PROBLEM: Extract the lines that hold the string "抽奖游戏".

◇ ◇ ◇ ◇

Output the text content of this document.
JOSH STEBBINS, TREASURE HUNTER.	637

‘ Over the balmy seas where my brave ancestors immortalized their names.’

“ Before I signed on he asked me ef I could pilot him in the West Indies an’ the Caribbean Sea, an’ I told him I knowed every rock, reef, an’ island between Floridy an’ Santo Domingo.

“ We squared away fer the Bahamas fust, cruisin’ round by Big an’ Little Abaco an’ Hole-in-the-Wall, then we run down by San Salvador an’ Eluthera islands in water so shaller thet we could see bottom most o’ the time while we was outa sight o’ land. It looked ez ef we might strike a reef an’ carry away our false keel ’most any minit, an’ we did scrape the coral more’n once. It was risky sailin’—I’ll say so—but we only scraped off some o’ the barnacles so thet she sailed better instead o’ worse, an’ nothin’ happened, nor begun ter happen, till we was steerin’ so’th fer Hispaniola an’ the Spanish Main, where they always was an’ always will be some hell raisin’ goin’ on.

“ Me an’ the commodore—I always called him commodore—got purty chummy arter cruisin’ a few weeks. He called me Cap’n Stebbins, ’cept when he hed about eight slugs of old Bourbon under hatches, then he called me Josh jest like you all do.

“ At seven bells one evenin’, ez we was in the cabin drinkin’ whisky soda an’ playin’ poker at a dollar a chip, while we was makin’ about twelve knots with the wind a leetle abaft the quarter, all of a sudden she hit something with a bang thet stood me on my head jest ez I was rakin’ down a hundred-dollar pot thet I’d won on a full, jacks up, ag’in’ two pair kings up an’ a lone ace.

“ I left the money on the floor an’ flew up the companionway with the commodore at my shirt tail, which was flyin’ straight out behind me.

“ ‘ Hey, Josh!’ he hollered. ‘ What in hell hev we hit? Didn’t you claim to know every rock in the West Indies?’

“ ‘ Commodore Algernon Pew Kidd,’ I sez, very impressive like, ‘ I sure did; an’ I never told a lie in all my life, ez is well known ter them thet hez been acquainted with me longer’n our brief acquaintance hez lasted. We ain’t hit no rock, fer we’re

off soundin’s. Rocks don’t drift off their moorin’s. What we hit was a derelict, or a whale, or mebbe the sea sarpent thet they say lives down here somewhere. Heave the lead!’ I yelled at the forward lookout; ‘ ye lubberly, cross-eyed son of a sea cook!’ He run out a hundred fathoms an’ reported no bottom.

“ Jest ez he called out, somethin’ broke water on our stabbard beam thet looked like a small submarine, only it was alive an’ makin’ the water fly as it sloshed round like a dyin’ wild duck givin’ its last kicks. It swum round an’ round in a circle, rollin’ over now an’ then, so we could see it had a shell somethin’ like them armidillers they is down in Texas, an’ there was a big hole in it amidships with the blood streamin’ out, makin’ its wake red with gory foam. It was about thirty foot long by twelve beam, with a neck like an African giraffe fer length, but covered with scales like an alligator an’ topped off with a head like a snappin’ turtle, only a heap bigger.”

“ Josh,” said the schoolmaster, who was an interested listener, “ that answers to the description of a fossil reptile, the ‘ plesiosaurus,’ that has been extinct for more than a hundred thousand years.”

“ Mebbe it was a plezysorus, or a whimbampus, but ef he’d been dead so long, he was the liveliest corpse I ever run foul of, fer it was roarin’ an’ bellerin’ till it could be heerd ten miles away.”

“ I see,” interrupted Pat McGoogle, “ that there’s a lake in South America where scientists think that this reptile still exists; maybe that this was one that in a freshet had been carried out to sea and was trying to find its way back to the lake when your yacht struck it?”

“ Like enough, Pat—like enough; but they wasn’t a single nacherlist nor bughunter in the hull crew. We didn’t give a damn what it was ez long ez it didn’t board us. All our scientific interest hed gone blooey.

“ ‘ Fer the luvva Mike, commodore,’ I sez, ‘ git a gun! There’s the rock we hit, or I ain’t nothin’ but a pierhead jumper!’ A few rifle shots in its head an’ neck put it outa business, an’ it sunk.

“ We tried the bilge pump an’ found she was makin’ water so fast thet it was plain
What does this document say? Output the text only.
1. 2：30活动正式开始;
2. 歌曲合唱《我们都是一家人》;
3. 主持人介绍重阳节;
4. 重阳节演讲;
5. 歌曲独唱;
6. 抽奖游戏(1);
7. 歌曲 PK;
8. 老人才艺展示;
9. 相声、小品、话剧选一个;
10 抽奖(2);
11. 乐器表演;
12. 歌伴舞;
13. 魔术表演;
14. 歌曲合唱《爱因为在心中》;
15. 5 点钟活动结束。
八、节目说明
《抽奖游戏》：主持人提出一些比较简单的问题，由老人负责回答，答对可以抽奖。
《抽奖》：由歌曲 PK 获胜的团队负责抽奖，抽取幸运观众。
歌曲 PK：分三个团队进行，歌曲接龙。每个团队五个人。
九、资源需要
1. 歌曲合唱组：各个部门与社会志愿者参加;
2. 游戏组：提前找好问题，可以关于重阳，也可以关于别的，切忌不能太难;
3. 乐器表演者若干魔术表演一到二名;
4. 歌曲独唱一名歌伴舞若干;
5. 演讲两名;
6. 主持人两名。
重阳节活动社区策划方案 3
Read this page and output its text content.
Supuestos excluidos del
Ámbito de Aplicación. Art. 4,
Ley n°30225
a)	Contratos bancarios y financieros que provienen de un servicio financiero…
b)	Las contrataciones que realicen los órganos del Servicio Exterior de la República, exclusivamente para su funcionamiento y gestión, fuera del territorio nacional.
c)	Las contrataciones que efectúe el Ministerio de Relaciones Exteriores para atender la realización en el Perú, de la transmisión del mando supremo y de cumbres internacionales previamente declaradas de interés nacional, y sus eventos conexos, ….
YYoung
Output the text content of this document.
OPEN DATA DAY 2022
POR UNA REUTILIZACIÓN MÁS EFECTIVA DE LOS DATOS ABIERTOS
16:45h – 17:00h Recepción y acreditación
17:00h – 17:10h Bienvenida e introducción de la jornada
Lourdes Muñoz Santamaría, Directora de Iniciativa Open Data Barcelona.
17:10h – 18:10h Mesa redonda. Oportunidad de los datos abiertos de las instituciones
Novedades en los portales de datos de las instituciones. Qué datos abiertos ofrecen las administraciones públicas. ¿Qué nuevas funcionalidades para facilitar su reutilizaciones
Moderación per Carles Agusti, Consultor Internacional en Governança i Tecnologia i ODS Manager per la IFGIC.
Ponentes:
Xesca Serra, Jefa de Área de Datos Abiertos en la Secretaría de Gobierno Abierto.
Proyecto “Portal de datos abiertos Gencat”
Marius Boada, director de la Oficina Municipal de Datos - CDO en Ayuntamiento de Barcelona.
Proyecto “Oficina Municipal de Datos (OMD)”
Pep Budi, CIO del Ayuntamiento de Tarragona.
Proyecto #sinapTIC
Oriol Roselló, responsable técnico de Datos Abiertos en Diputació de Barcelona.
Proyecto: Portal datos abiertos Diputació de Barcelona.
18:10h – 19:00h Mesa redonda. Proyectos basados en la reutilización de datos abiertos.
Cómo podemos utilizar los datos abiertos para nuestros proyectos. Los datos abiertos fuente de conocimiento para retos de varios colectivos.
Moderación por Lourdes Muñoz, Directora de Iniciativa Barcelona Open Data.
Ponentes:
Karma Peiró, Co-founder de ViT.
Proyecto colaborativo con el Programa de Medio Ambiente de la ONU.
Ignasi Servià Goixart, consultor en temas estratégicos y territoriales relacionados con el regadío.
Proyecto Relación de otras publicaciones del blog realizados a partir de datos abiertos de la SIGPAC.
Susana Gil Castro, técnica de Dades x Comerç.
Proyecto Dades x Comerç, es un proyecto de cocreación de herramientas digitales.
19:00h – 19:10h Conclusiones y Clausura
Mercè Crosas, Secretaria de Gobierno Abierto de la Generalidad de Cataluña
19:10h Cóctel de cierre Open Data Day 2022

◇ ◇ ◇ ◇

THE COMPLETED TASK:
6. 抽奖游戏(1);
《抽奖游戏》：主持人提出一些比较简单的问题，由老人负责回答，答对可以抽奖。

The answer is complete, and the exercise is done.